-- BEGIN Extracted records --
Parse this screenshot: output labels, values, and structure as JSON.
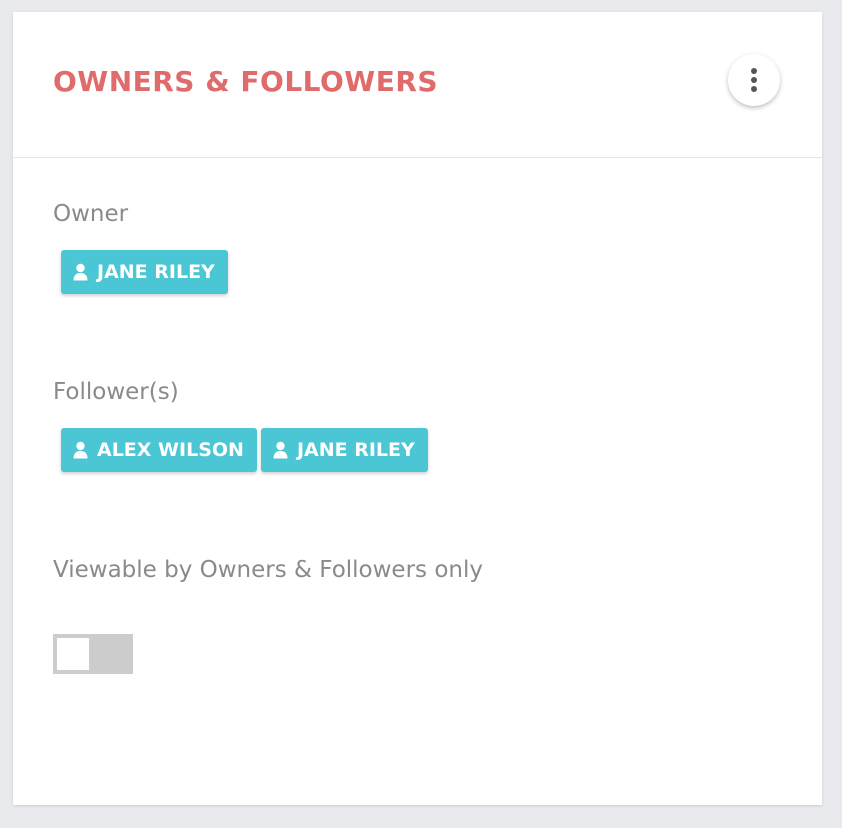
{
  "card": {
    "title": "OWNERS & FOLLOWERS",
    "more_button_icon": "more-vertical-icon"
  },
  "owner": {
    "label": "Owner",
    "chips": [
      {
        "name": "JANE RILEY",
        "icon": "user-icon"
      }
    ]
  },
  "followers": {
    "label": "Follower(s)",
    "chips": [
      {
        "name": "ALEX WILSON",
        "icon": "user-icon"
      },
      {
        "name": "JANE RILEY",
        "icon": "user-icon"
      }
    ]
  },
  "visibility": {
    "label": "Viewable by Owners & Followers only",
    "toggle_on": false
  },
  "colors": {
    "title": "#e06b6b",
    "chip": "#4bc6d4",
    "toggle_off": "#cccccc",
    "label": "#8a8a8a"
  }
}
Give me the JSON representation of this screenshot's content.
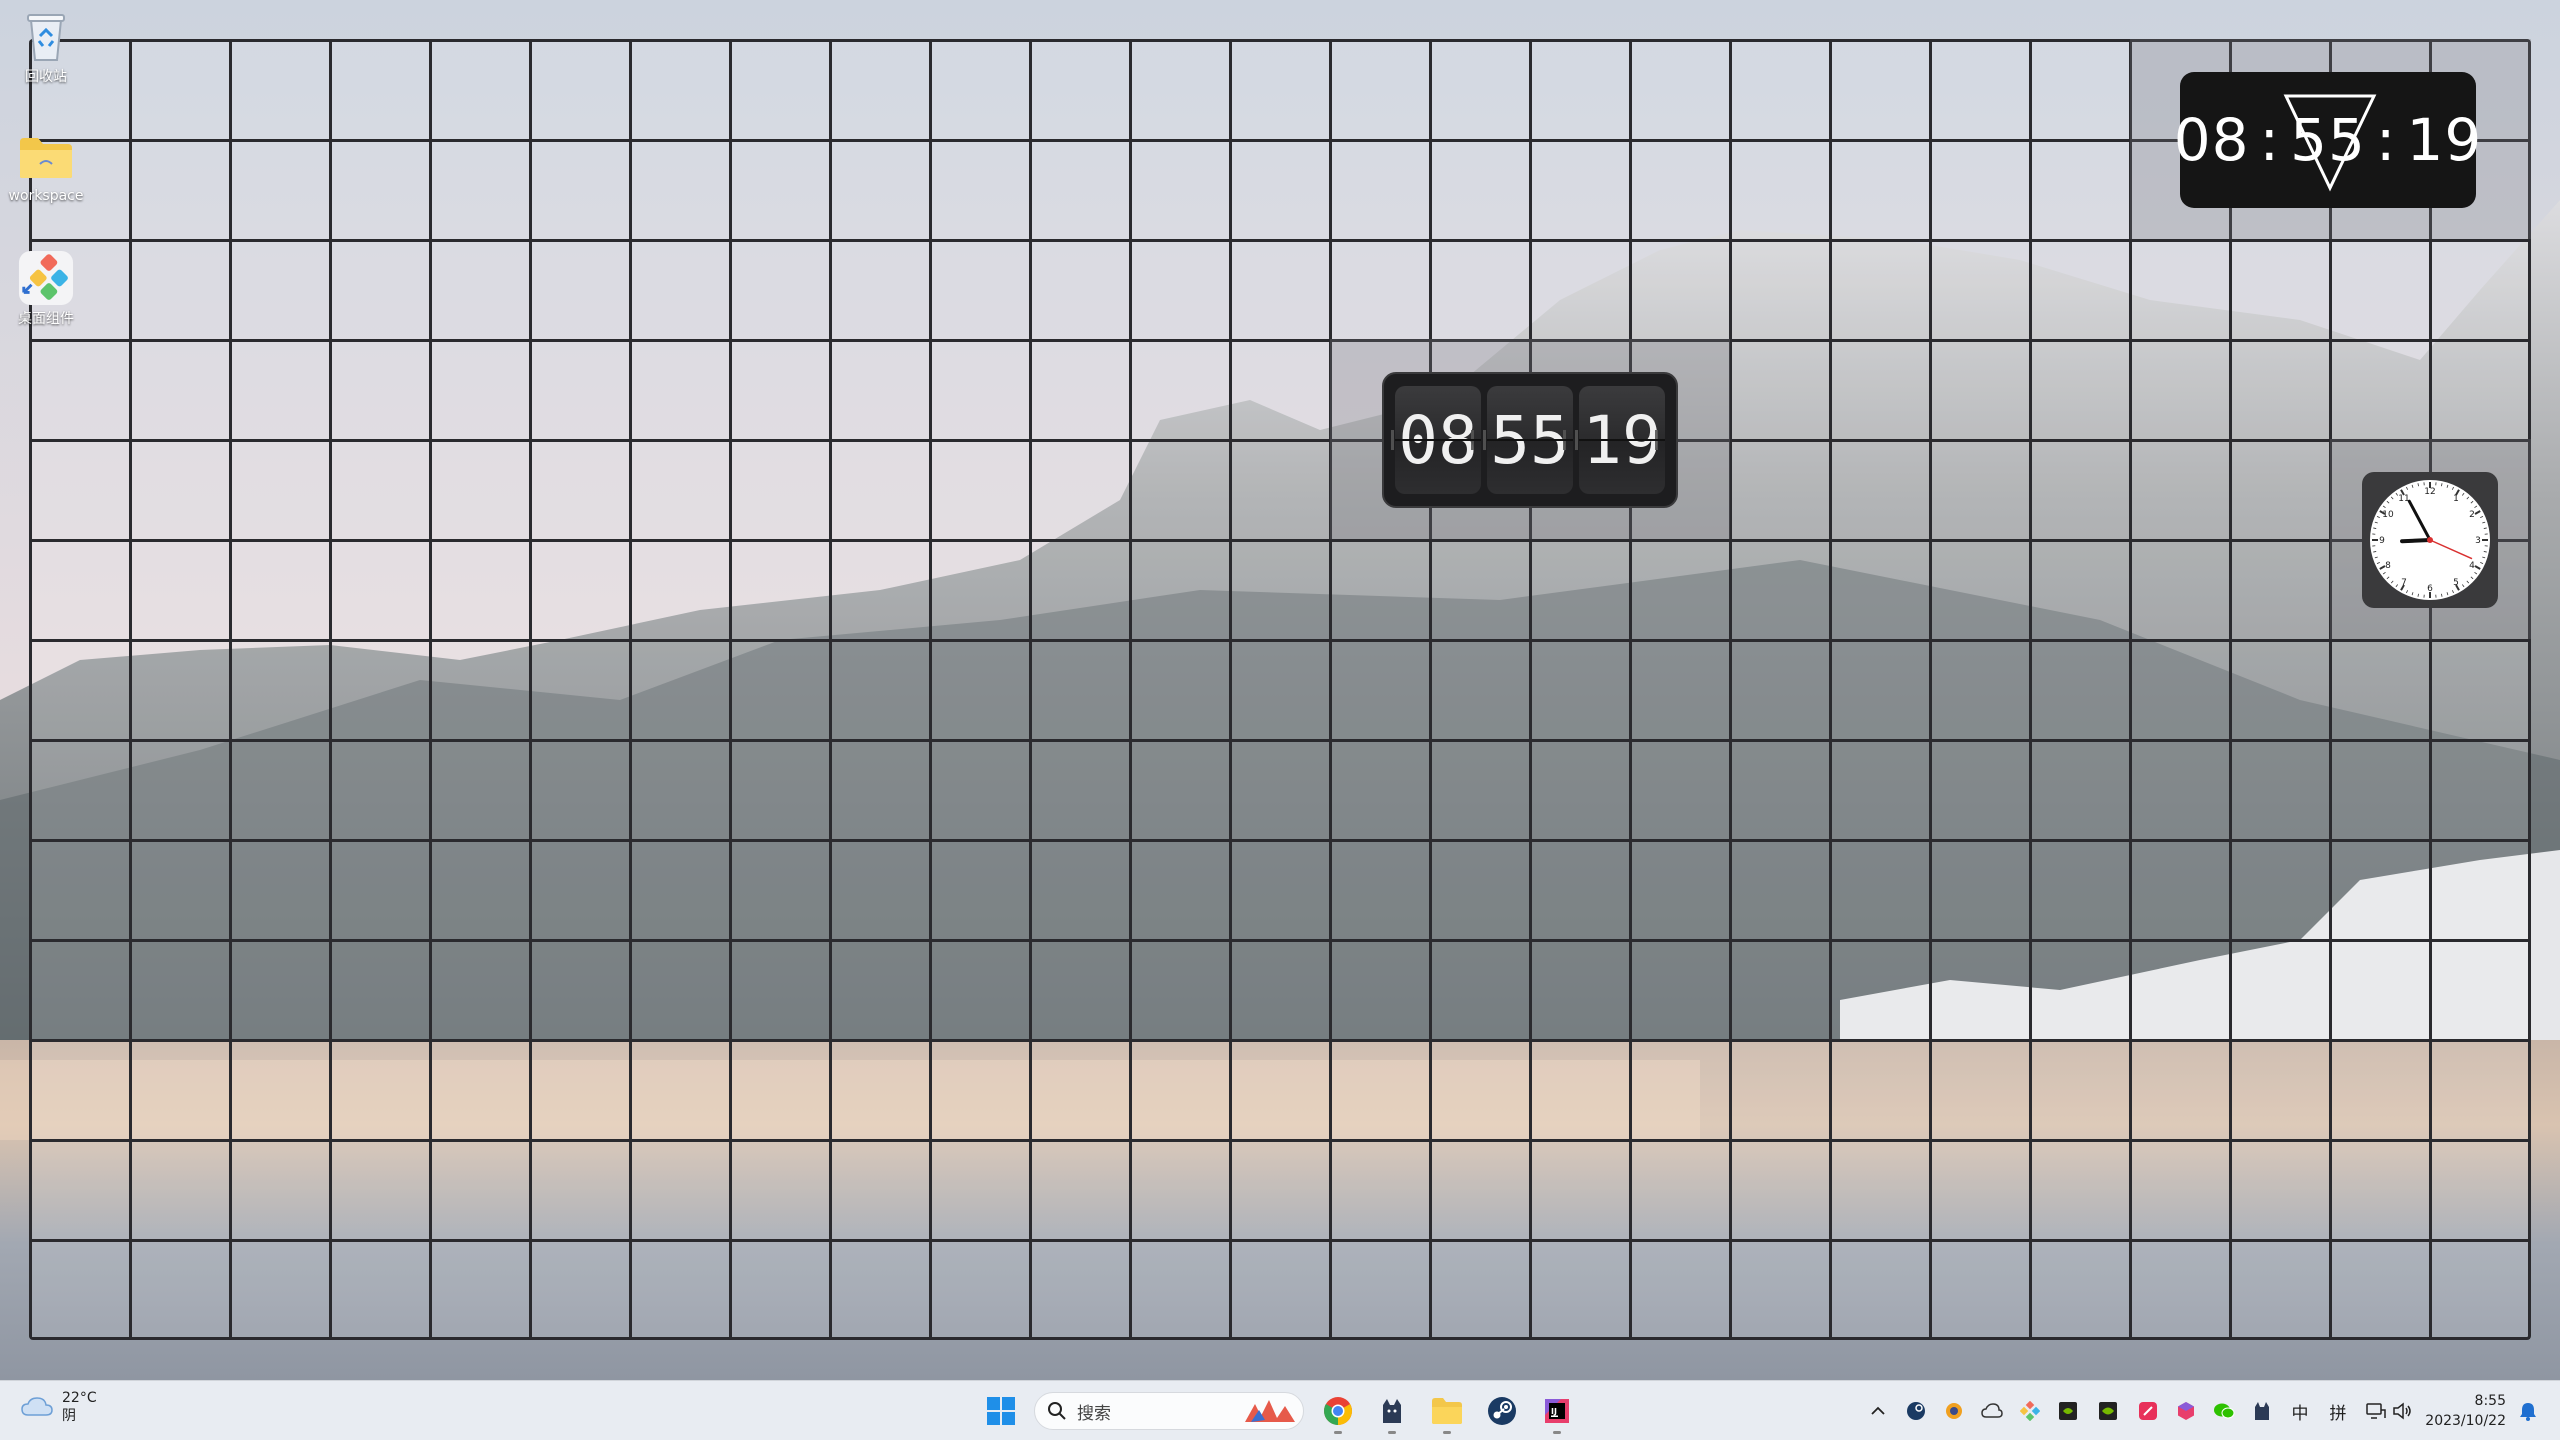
{
  "desktop": {
    "icons": [
      {
        "label": "回收站",
        "icon": "recycle-bin-icon"
      },
      {
        "label": "workspace",
        "icon": "folder-icon"
      },
      {
        "label": "桌面组件",
        "icon": "desktop-widgets-app-icon"
      }
    ]
  },
  "widgets": {
    "digital_clock": {
      "hour": "08",
      "minute": "55",
      "second": "19",
      "separator": ":"
    },
    "flip_clock": {
      "hour": "08",
      "minute": "55",
      "second": "19"
    },
    "analog_clock": {
      "hour": 8,
      "minute": 55,
      "second": 19
    }
  },
  "taskbar": {
    "weather": {
      "temperature": "22°C",
      "condition": "阴",
      "icon": "cloud-icon"
    },
    "search": {
      "placeholder": "搜索"
    },
    "pinned_apps": [
      {
        "name": "start-button",
        "icon": "windows-logo-icon"
      },
      {
        "name": "chrome",
        "icon": "chrome-icon"
      },
      {
        "name": "cat-app",
        "icon": "cat-icon"
      },
      {
        "name": "file-explorer",
        "icon": "folder-icon"
      },
      {
        "name": "steam",
        "icon": "steam-icon"
      },
      {
        "name": "jetbrains",
        "icon": "jetbrains-icon"
      }
    ],
    "tray": {
      "ime_mode": "中",
      "ime_layout": "拼",
      "time": "8:55",
      "date": "2023/10/22"
    }
  },
  "colors": {
    "taskbar_bg": "#e8ecf2",
    "widget_bg": "#151515",
    "grid_line": "#2a2a2e"
  }
}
-- END Extracted records --
### What to produce
Find the string "JSON" in the records, then copy each line where it occurs.

### Answer below
Parse this screenshot: output labels, values, and structure as JSON.
Give me the JSON representation of this screenshot's content.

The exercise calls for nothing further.